> Selected extract:
>> begin

An “elliptical shape” or “elliptical curve shape” refers to a three-dimensional shape made by rotating an elliptical (and its inverse function) curve around an x-axis in a Cartesian coordinate plane. The curve can be expressed in the implicit form of Ax2+Bxy+Cy2+1=0.
A “matching” surface as referred to herein means a surface having a curvature which is the same as or similar to the curvature of a matched surface, but which faces the opposite direction as compared to the matched surface, such that the matched surfaces can be placed in contact or in close proximity over all or a significant portion of their surface areas. An example of matched surfaces outside the scope of the present invention would be the surfaces of a ball and socket joint, in which the outer surface of the “ball” can be placed in contact with or in close proximity to the outer surface of the socket with which it is paired. Preferably, matched surfaces deviate in their curvatures by less than 20%, more preferably by less than 10%, and even more preferably by less than 5%. The present motors preferably comprise a rotor and stator that comprise matched surfaces, so that the rotor can rotate freely within the stator.
A “parabolic shape” or “parabolic curve shape” refers to a three-dimensional shape made by rotating a parabola (and its inverse function) curve around an x-axis in a Cartesian coordinate plane. Generally, the curve can be expressed in the form of Ax2+Bxy+Cy2+Dx+Ey+F=0, where B2=4AC, and A˜F are coefficients.
A “quadric surface” refers to a non-degenerate quadric surface, preferably a surface formed by revolving a conic section around one of its principle axes, including hyperboloids, elliptic paraboloids, and spheroids. A “conic section shape” as used herein refers to a quadric surface, specifically a three-dimensional shape made by rotating a conic section shaped curve (such as an ellipse or parabola) around an x-axis in a Cartesian coordinate plane.
“Rotor” refers to the rotating component of a motor typically constructed of a laminated, cylindrical iron core with slots for receiving conductors, such as, for example, cast-aluminum conductors or copper conductors.
“Stator” refers to a fixed part of a motor that does not rotate, typically consisting of copper windings within steel laminations.

>> end

> Objective 1:
Transcribe the entries beginning with the line that contains "info-cell: Указание единиц" and ending after the line that contains "answer-cell: (-6;0) bbox=[100, 673, 314, 688]", including both of those lines.

> Box coordinate listings:
>> begin

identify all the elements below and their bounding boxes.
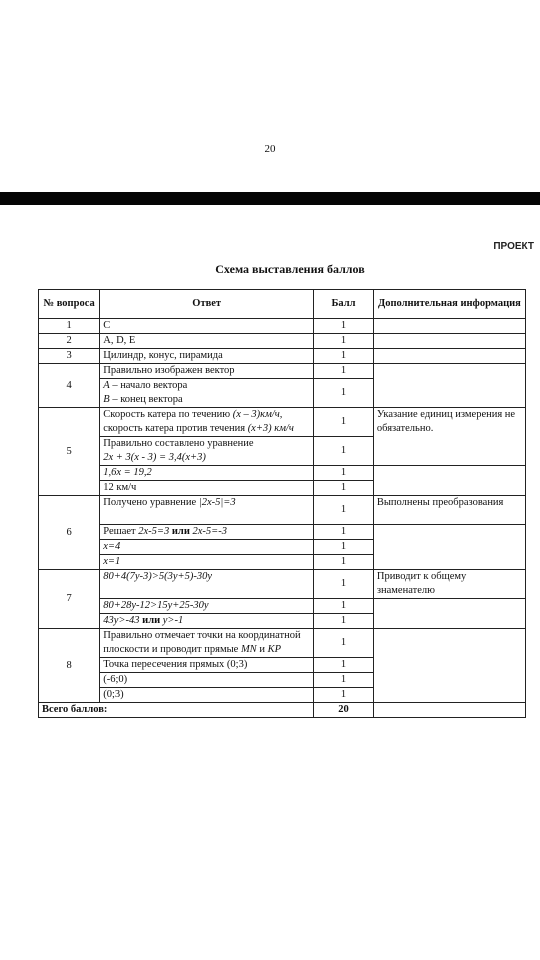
info-cell: Указание единиц измерения не обязательно. bbox=[373, 408, 525, 466]
answer-or: или bbox=[139, 615, 163, 626]
info-cell bbox=[373, 629, 525, 703]
answer-expression: (x – 3)км/ч, bbox=[232, 409, 283, 420]
answer-cell: (-6;0) bbox=[100, 673, 314, 688]
answer-expression: (x+3) км/ч bbox=[247, 423, 294, 434]
question-number: 3 bbox=[39, 349, 100, 364]
question-number: 8 bbox=[39, 629, 100, 703]
header-additional-info: Дополнительная информация bbox=[373, 290, 525, 319]
total-value: 20 bbox=[314, 703, 374, 718]
score-cell: 1 bbox=[314, 614, 374, 629]
answer-cell: A, D, E bbox=[100, 334, 314, 349]
line-name: MN bbox=[240, 644, 257, 655]
answer-cell bbox=[100, 408, 314, 437]
vector-end-letter: B bbox=[103, 394, 110, 405]
table-header-row bbox=[39, 290, 526, 319]
table-row bbox=[39, 466, 526, 481]
answer-text: Скорость катера по течению bbox=[103, 409, 233, 420]
header-question-number: № вопроса bbox=[39, 290, 100, 319]
page-number: 20 bbox=[264, 143, 276, 155]
score-cell: 1 bbox=[314, 379, 374, 408]
info-cell bbox=[373, 525, 525, 570]
score-cell: 1 bbox=[314, 481, 374, 496]
score-cell: 1 bbox=[314, 540, 374, 555]
table-row bbox=[39, 334, 526, 349]
question-number: 7 bbox=[39, 570, 100, 629]
answer-cell bbox=[100, 496, 314, 525]
table-row bbox=[39, 408, 526, 437]
score-cell: 1 bbox=[314, 658, 374, 673]
info-cell bbox=[373, 466, 525, 496]
answer-cell bbox=[100, 437, 314, 466]
info-cell bbox=[373, 703, 525, 718]
score-cell: 1 bbox=[314, 334, 374, 349]
score-cell: 1 bbox=[314, 349, 374, 364]
table-row bbox=[39, 319, 526, 334]
info-cell bbox=[373, 364, 525, 408]
line-name: KP bbox=[267, 644, 281, 655]
table-row bbox=[39, 629, 526, 658]
header-score: Балл bbox=[314, 290, 374, 319]
answer-cell bbox=[100, 570, 314, 599]
table-row bbox=[39, 364, 526, 379]
answer-cell: 1,6x = 19,2 bbox=[100, 466, 314, 481]
answer-equation: 2x-5=3 bbox=[138, 526, 170, 537]
score-cell: 1 bbox=[314, 629, 374, 658]
answer-cell: 80+28y-12>15y+25-30y bbox=[100, 599, 314, 614]
table-row bbox=[39, 599, 526, 614]
score-cell: 1 bbox=[314, 437, 374, 466]
score-cell: 1 bbox=[314, 570, 374, 599]
table-row bbox=[39, 349, 526, 364]
answer-cell: C bbox=[100, 319, 314, 334]
info-cell bbox=[373, 334, 525, 349]
answer-text: скорость катера против течения bbox=[103, 423, 248, 434]
info-cell bbox=[373, 599, 525, 629]
score-cell: 1 bbox=[314, 496, 374, 525]
score-cell: 1 bbox=[314, 466, 374, 481]
answer-text: Правильно составлено уравнение bbox=[103, 438, 254, 449]
black-band bbox=[0, 192, 540, 205]
answer-cell: Правильно изображен вектор bbox=[100, 364, 314, 379]
info-cell bbox=[373, 319, 525, 334]
score-cell: 1 bbox=[314, 673, 374, 688]
answer-text: Решает bbox=[103, 526, 139, 537]
answer-cell: x=4 bbox=[100, 540, 314, 555]
answer-cell: Цилиндр, конус, пирамида bbox=[100, 349, 314, 364]
answer-cell: (0;3) bbox=[100, 688, 314, 703]
info-cell bbox=[373, 349, 525, 364]
question-number: 5 bbox=[39, 408, 100, 496]
table-row bbox=[39, 570, 526, 599]
answer-cell bbox=[100, 614, 314, 629]
score-cell: 1 bbox=[314, 364, 374, 379]
info-cell: Приводит к общему знаменателю bbox=[373, 570, 525, 599]
table-row bbox=[39, 525, 526, 540]
question-number: 1 bbox=[39, 319, 100, 334]
score-cell: 1 bbox=[314, 525, 374, 540]
answer-equation: 2x-5=-3 bbox=[192, 526, 227, 537]
vector-start-letter: A bbox=[103, 380, 110, 391]
question-number: 2 bbox=[39, 334, 100, 349]
info-cell: Выполнены преобразования bbox=[373, 496, 525, 525]
table-row bbox=[39, 496, 526, 525]
header-answer: Ответ bbox=[100, 290, 314, 319]
answer-text: – конец вектора bbox=[109, 394, 183, 405]
answer-inequality: 43y>-43 bbox=[103, 615, 140, 626]
score-cell: 1 bbox=[314, 319, 374, 334]
answer-equation: |2x-5|=3 bbox=[198, 497, 236, 508]
question-number: 6 bbox=[39, 496, 100, 570]
project-label: ПРОЕКТ bbox=[493, 241, 534, 252]
answer-inequality: 80+4(7y-3)>5(3y+5)-30y bbox=[103, 571, 212, 582]
scoring-table bbox=[38, 289, 526, 718]
answer-text: и bbox=[256, 644, 268, 655]
answer-cell: x=1 bbox=[100, 555, 314, 570]
answer-text: – начало вектора bbox=[109, 380, 188, 391]
answer-or: или bbox=[169, 526, 193, 537]
score-cell: 1 bbox=[314, 408, 374, 437]
total-row bbox=[39, 703, 526, 718]
score-cell: 1 bbox=[314, 555, 374, 570]
answer-cell: Точка пересечения прямых (0;3) bbox=[100, 658, 314, 673]
answer-text: Получено уравнение bbox=[103, 497, 199, 508]
answer-equation: 2x + 3(x - 3) = 3,4(x+3) bbox=[103, 452, 206, 463]
document-title: Схема выставления баллов bbox=[215, 262, 365, 276]
answer-text: Правильно отмечает точки на координатной плоскости и проводит прямые bbox=[103, 630, 301, 655]
total-label: Всего баллов: bbox=[39, 703, 314, 718]
question-number: 4 bbox=[39, 364, 100, 408]
answer-cell bbox=[100, 629, 314, 658]
answer-cell: 12 км/ч bbox=[100, 481, 314, 496]
answer-inequality: y>-1 bbox=[162, 615, 184, 626]
answer-cell bbox=[100, 379, 314, 408]
score-cell: 1 bbox=[314, 599, 374, 614]
answer-cell bbox=[100, 525, 314, 540]
score-cell: 1 bbox=[314, 688, 374, 703]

>> end

> Objective 2:
Name every kind of quadric surface that the definitions on motor shapes explicitly list as included.

> Correct output 1:
info-cell: Указание единиц измерения не обязательно. bbox=[373, 408, 525, 466]
answer-or: или bbox=[139, 615, 163, 626]
info-cell bbox=[373, 629, 525, 703]
answer-expression: (x – 3)км/ч, bbox=[232, 409, 283, 420]
answer-cell: (-6;0) bbox=[100, 673, 314, 688]

> Correct output 2:
Hyperboloids, elliptic paraboloids, spheroids